» **Instruction**
Every record should be copied exactly, except that pictures are to be omitted.

» **Task inputs**
##############################
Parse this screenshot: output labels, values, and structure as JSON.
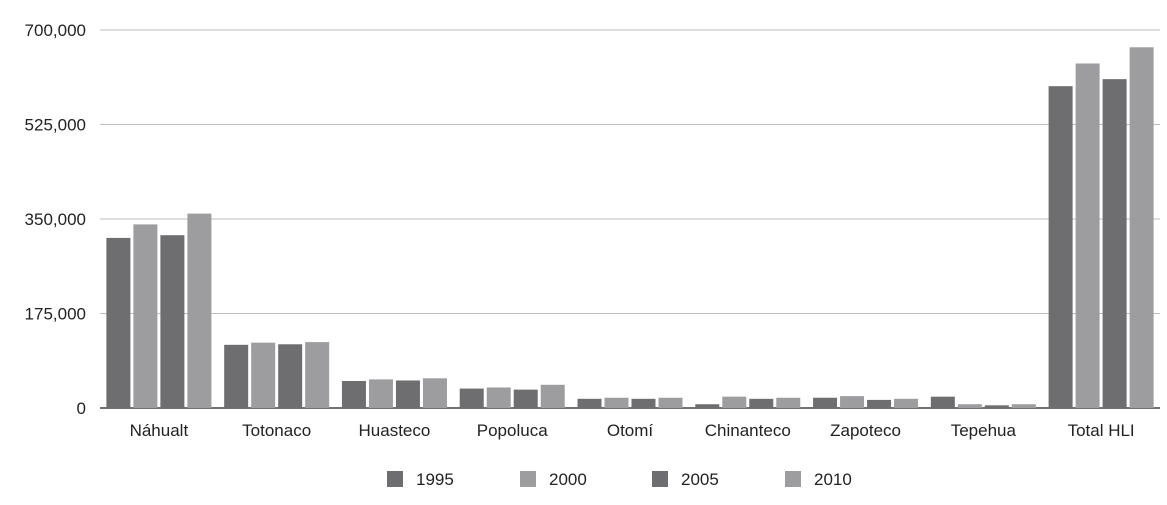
{
  "chart_data": {
    "type": "bar",
    "categories": [
      "Náhualt",
      "Totonaco",
      "Huasteco",
      "Popoluca",
      "Otomí",
      "Chinanteco",
      "Zapoteco",
      "Tepehua",
      "Total HLI"
    ],
    "series": [
      {
        "name": "1995",
        "color": "#6e6e70",
        "values": [
          315000,
          117000,
          50000,
          36000,
          17000,
          7000,
          19000,
          21000,
          596000
        ]
      },
      {
        "name": "2000",
        "color": "#9d9d9f",
        "values": [
          340000,
          121000,
          53000,
          38000,
          19000,
          21000,
          22000,
          7000,
          638000
        ]
      },
      {
        "name": "2005",
        "color": "#6e6e70",
        "values": [
          320000,
          118000,
          51000,
          34000,
          17000,
          17000,
          15000,
          5000,
          609000
        ]
      },
      {
        "name": "2010",
        "color": "#9d9d9f",
        "values": [
          360000,
          122000,
          55000,
          43000,
          19000,
          19000,
          17000,
          7000,
          668000
        ]
      }
    ],
    "ylim": [
      0,
      700000
    ],
    "yticks": [
      0,
      175000,
      350000,
      525000,
      700000
    ],
    "ytick_labels": [
      "0",
      "175,000",
      "350,000",
      "525,000",
      "700,000"
    ],
    "grid": true,
    "legend_position": "bottom"
  }
}
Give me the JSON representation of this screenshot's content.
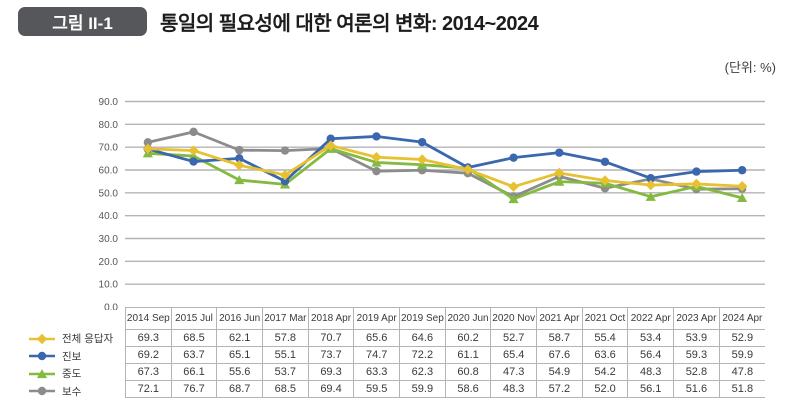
{
  "figure": {
    "badge": "그림 II-1",
    "title": "통일의 필요성에 대한 여론의 변화: 2014~2024",
    "unit_label": "(단위: %)"
  },
  "chart_data": {
    "type": "line",
    "title": "통일의 필요성에 대한 여론의 변화: 2014~2024",
    "unit": "%",
    "categories": [
      "2014 Sep",
      "2015 Jul",
      "2016 Jun",
      "2017 Mar",
      "2018 Apr",
      "2019 Apr",
      "2019 Sep",
      "2020 Jun",
      "2020 Nov",
      "2021 Apr",
      "2021 Oct",
      "2022 Apr",
      "2023 Apr",
      "2024 Apr"
    ],
    "series": [
      {
        "name": "전체 응답자",
        "marker": "diamond",
        "color": "#e8c132",
        "values": [
          69.3,
          68.5,
          62.1,
          57.8,
          70.7,
          65.6,
          64.6,
          60.2,
          52.7,
          58.7,
          55.4,
          53.4,
          53.9,
          52.9
        ]
      },
      {
        "name": "진보",
        "marker": "circle",
        "color": "#3a67ad",
        "values": [
          69.2,
          63.7,
          65.1,
          55.1,
          73.7,
          74.7,
          72.2,
          61.1,
          65.4,
          67.6,
          63.6,
          56.4,
          59.3,
          59.9
        ]
      },
      {
        "name": "중도",
        "marker": "triangle",
        "color": "#84ba3f",
        "values": [
          67.3,
          66.1,
          55.6,
          53.7,
          69.3,
          63.3,
          62.3,
          60.8,
          47.3,
          54.9,
          54.2,
          48.3,
          52.8,
          47.8
        ]
      },
      {
        "name": "보수",
        "marker": "circle",
        "color": "#8c8c8c",
        "values": [
          72.1,
          76.7,
          68.7,
          68.5,
          69.4,
          59.5,
          59.9,
          58.6,
          48.3,
          57.2,
          52.0,
          56.1,
          51.6,
          51.8
        ]
      }
    ],
    "ylim": [
      0,
      90
    ],
    "ytick_step": 10,
    "ytick_format": "one_decimal",
    "grid": "horizontal-only",
    "gridline_color": "#b4b4b4",
    "legend_position": "left-of-table"
  }
}
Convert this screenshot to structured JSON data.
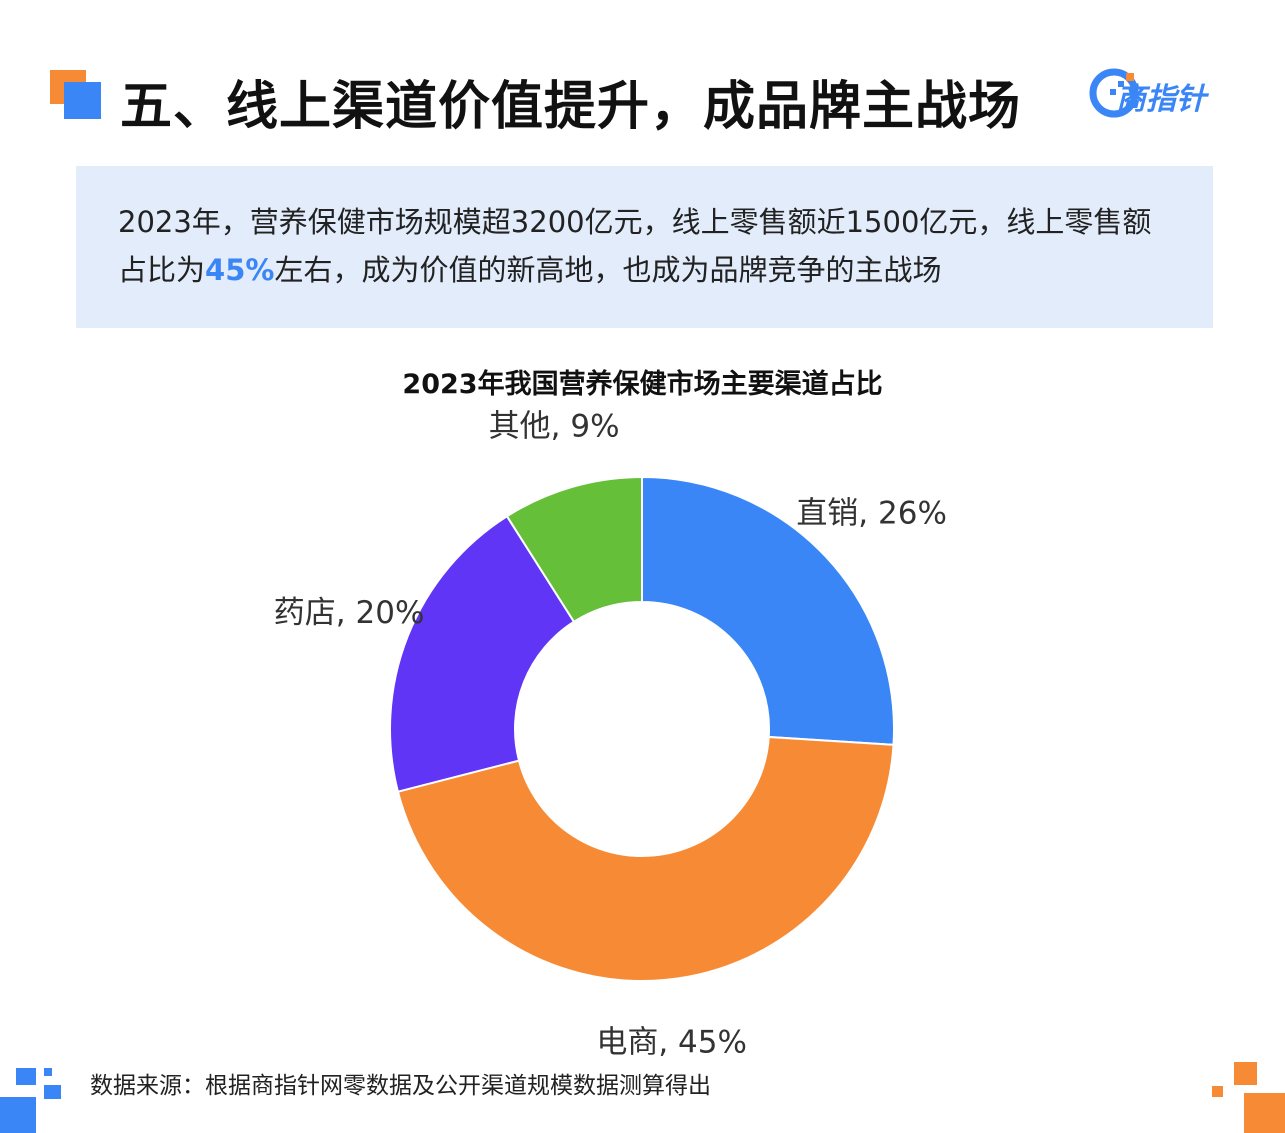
{
  "header": {
    "title": "五、线上渠道价值提升，成品牌主战场",
    "logo_text": "商指针"
  },
  "summary": {
    "line1": "2023年，营养保健市场规模超3200亿元，线上零售额近1500亿元，线上零售额",
    "line2_before": "占比为",
    "line2_highlight": "45%",
    "line2_after": "左右，成为价值的新高地，也成为品牌竞争的主战场"
  },
  "chart_data": {
    "type": "pie",
    "donut": true,
    "title": "2023年我国营养保健市场主要渠道占比",
    "start_angle_deg": 0,
    "direction": "clockwise",
    "slices": [
      {
        "label": "直销",
        "value": 26,
        "display": "直销, 26%",
        "color": "#3a86f7"
      },
      {
        "label": "电商",
        "value": 45,
        "display": "电商, 45%",
        "color": "#f78b35"
      },
      {
        "label": "药店",
        "value": 20,
        "display": "药店, 20%",
        "color": "#6035f5"
      },
      {
        "label": "其他",
        "value": 9,
        "display": "其他, 9%",
        "color": "#66bf39"
      }
    ]
  },
  "footer": {
    "source": "数据来源：根据商指针网零数据及公开渠道规模数据测算得出"
  },
  "colors": {
    "accent_blue": "#3b86f7",
    "accent_orange": "#f78b35",
    "summary_bg": "#e2ecfb"
  }
}
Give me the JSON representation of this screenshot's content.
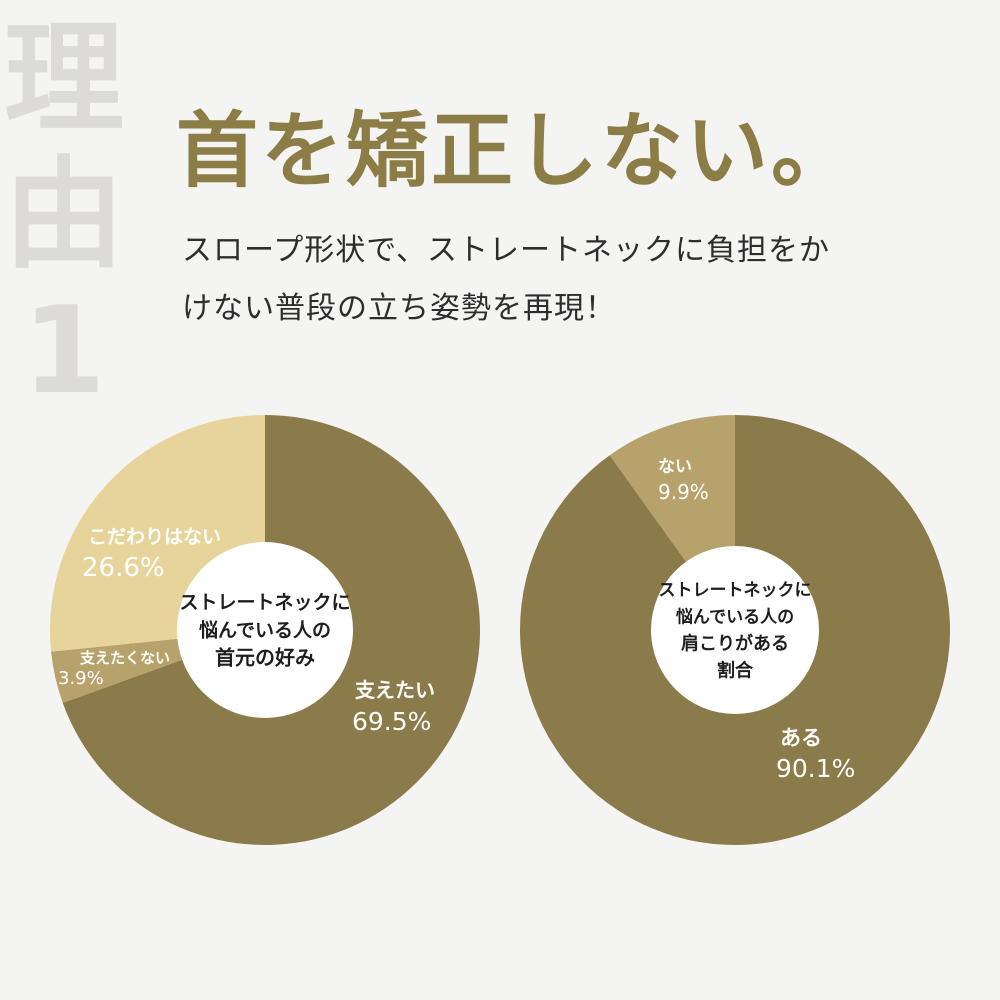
{
  "side_label": [
    "理",
    "由",
    "1"
  ],
  "headline": "首を矯正しない。",
  "subtext": [
    "スロープ形状で、ストレートネックに負担をか",
    "けない普段の立ち姿勢を再現！"
  ],
  "colors": {
    "background": "#f4f4f3",
    "side_label": "#dcdbd8",
    "headline": "#8c7c45",
    "dark_slice": "#8b7a4a",
    "light_slice": "#e7d49a",
    "mid_slice": "#b7a26b"
  },
  "chart_data": [
    {
      "type": "pie",
      "donut": true,
      "center_text": [
        "ストレートネックに",
        "悩んでいる人の",
        "首元の好み"
      ],
      "slices": [
        {
          "name": "支えたい",
          "value": 69.5,
          "label": "69.5%",
          "color": "#8b7a4a"
        },
        {
          "name": "支えたくない",
          "value": 3.9,
          "label": "3.9%",
          "color": "#b7a26b"
        },
        {
          "name": "こだわりはない",
          "value": 26.6,
          "label": "26.6%",
          "color": "#e7d49a"
        }
      ]
    },
    {
      "type": "pie",
      "donut": true,
      "center_text": [
        "ストレートネックに",
        "悩んでいる人の",
        "肩こりがある",
        "割合"
      ],
      "slices": [
        {
          "name": "ある",
          "value": 90.1,
          "label": "90.1%",
          "color": "#8b7a4a"
        },
        {
          "name": "ない",
          "value": 9.9,
          "label": "9.9%",
          "color": "#b7a26b"
        }
      ]
    }
  ]
}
##############################
» **Exercise result**
Parse this screenshot: output labels, values, and structure as JSON.
{
  "chart_data": {
    "type": "bar",
    "categories": [
      "Náhualt",
      "Totonaco",
      "Huasteco",
      "Popoluca",
      "Otomí",
      "Chinanteco",
      "Zapoteco",
      "Tepehua",
      "Total HLI"
    ],
    "series": [
      {
        "name": "1995",
        "color": "#6e6e70",
        "values": [
          315000,
          117000,
          50000,
          36000,
          17000,
          7000,
          19000,
          21000,
          596000
        ]
      },
      {
        "name": "2000",
        "color": "#9d9d9f",
        "values": [
          340000,
          121000,
          53000,
          38000,
          19000,
          21000,
          22000,
          7000,
          638000
        ]
      },
      {
        "name": "2005",
        "color": "#6e6e70",
        "values": [
          320000,
          118000,
          51000,
          34000,
          17000,
          17000,
          15000,
          5000,
          609000
        ]
      },
      {
        "name": "2010",
        "color": "#9d9d9f",
        "values": [
          360000,
          122000,
          55000,
          43000,
          19000,
          19000,
          17000,
          7000,
          668000
        ]
      }
    ],
    "ylim": [
      0,
      700000
    ],
    "yticks": [
      0,
      175000,
      350000,
      525000,
      700000
    ],
    "ytick_labels": [
      "0",
      "175,000",
      "350,000",
      "525,000",
      "700,000"
    ],
    "grid": true,
    "legend_position": "bottom"
  }
}
Give me the JSON representation of this screenshot's content.
{
  "figure": {
    "badge": "그림 II-1",
    "title": "통일의 필요성에 대한 여론의 변화: 2014~2024",
    "unit_label": "(단위: %)"
  },
  "chart_data": {
    "type": "line",
    "title": "통일의 필요성에 대한 여론의 변화: 2014~2024",
    "unit": "%",
    "categories": [
      "2014 Sep",
      "2015 Jul",
      "2016 Jun",
      "2017 Mar",
      "2018 Apr",
      "2019 Apr",
      "2019 Sep",
      "2020 Jun",
      "2020 Nov",
      "2021 Apr",
      "2021 Oct",
      "2022 Apr",
      "2023 Apr",
      "2024 Apr"
    ],
    "series": [
      {
        "name": "전체 응답자",
        "marker": "diamond",
        "color": "#e8c132",
        "values": [
          69.3,
          68.5,
          62.1,
          57.8,
          70.7,
          65.6,
          64.6,
          60.2,
          52.7,
          58.7,
          55.4,
          53.4,
          53.9,
          52.9
        ]
      },
      {
        "name": "진보",
        "marker": "circle",
        "color": "#3a67ad",
        "values": [
          69.2,
          63.7,
          65.1,
          55.1,
          73.7,
          74.7,
          72.2,
          61.1,
          65.4,
          67.6,
          63.6,
          56.4,
          59.3,
          59.9
        ]
      },
      {
        "name": "중도",
        "marker": "triangle",
        "color": "#84ba3f",
        "values": [
          67.3,
          66.1,
          55.6,
          53.7,
          69.3,
          63.3,
          62.3,
          60.8,
          47.3,
          54.9,
          54.2,
          48.3,
          52.8,
          47.8
        ]
      },
      {
        "name": "보수",
        "marker": "circle",
        "color": "#8c8c8c",
        "values": [
          72.1,
          76.7,
          68.7,
          68.5,
          69.4,
          59.5,
          59.9,
          58.6,
          48.3,
          57.2,
          52.0,
          56.1,
          51.6,
          51.8
        ]
      }
    ],
    "ylim": [
      0,
      90
    ],
    "ytick_step": 10,
    "ytick_format": "one_decimal",
    "grid": "horizontal-only",
    "gridline_color": "#b4b4b4",
    "legend_position": "left-of-table"
  }
}
Convert this screenshot to structured JSON data.
{
  "header": {
    "title": "五、线上渠道价值提升，成品牌主战场",
    "logo_text": "商指针"
  },
  "summary": {
    "line1": "2023年，营养保健市场规模超3200亿元，线上零售额近1500亿元，线上零售额",
    "line2_before": "占比为",
    "line2_highlight": "45%",
    "line2_after": "左右，成为价值的新高地，也成为品牌竞争的主战场"
  },
  "chart_data": {
    "type": "pie",
    "donut": true,
    "title": "2023年我国营养保健市场主要渠道占比",
    "start_angle_deg": 0,
    "direction": "clockwise",
    "slices": [
      {
        "label": "直销",
        "value": 26,
        "display": "直销, 26%",
        "color": "#3a86f7"
      },
      {
        "label": "电商",
        "value": 45,
        "display": "电商, 45%",
        "color": "#f78b35"
      },
      {
        "label": "药店",
        "value": 20,
        "display": "药店, 20%",
        "color": "#6035f5"
      },
      {
        "label": "其他",
        "value": 9,
        "display": "其他, 9%",
        "color": "#66bf39"
      }
    ]
  },
  "footer": {
    "source": "数据来源：根据商指针网零数据及公开渠道规模数据测算得出"
  },
  "colors": {
    "accent_blue": "#3b86f7",
    "accent_orange": "#f78b35",
    "summary_bg": "#e2ecfb"
  }
}
Give me the JSON representation of this screenshot's content.
{
  "side_label": [
    "理",
    "由",
    "1"
  ],
  "headline": "首を矯正しない。",
  "subtext": [
    "スロープ形状で、ストレートネックに負担をか",
    "けない普段の立ち姿勢を再現！"
  ],
  "colors": {
    "background": "#f4f4f3",
    "side_label": "#dcdbd8",
    "headline": "#8c7c45",
    "dark_slice": "#8b7a4a",
    "light_slice": "#e7d49a",
    "mid_slice": "#b7a26b"
  },
  "chart_data": [
    {
      "type": "pie",
      "donut": true,
      "center_text": [
        "ストレートネックに",
        "悩んでいる人の",
        "首元の好み"
      ],
      "slices": [
        {
          "name": "支えたい",
          "value": 69.5,
          "label": "69.5%",
          "color": "#8b7a4a"
        },
        {
          "name": "支えたくない",
          "value": 3.9,
          "label": "3.9%",
          "color": "#b7a26b"
        },
        {
          "name": "こだわりはない",
          "value": 26.6,
          "label": "26.6%",
          "color": "#e7d49a"
        }
      ]
    },
    {
      "type": "pie",
      "donut": true,
      "center_text": [
        "ストレートネックに",
        "悩んでいる人の",
        "肩こりがある",
        "割合"
      ],
      "slices": [
        {
          "name": "ある",
          "value": 90.1,
          "label": "90.1%",
          "color": "#8b7a4a"
        },
        {
          "name": "ない",
          "value": 9.9,
          "label": "9.9%",
          "color": "#b7a26b"
        }
      ]
    }
  ]
}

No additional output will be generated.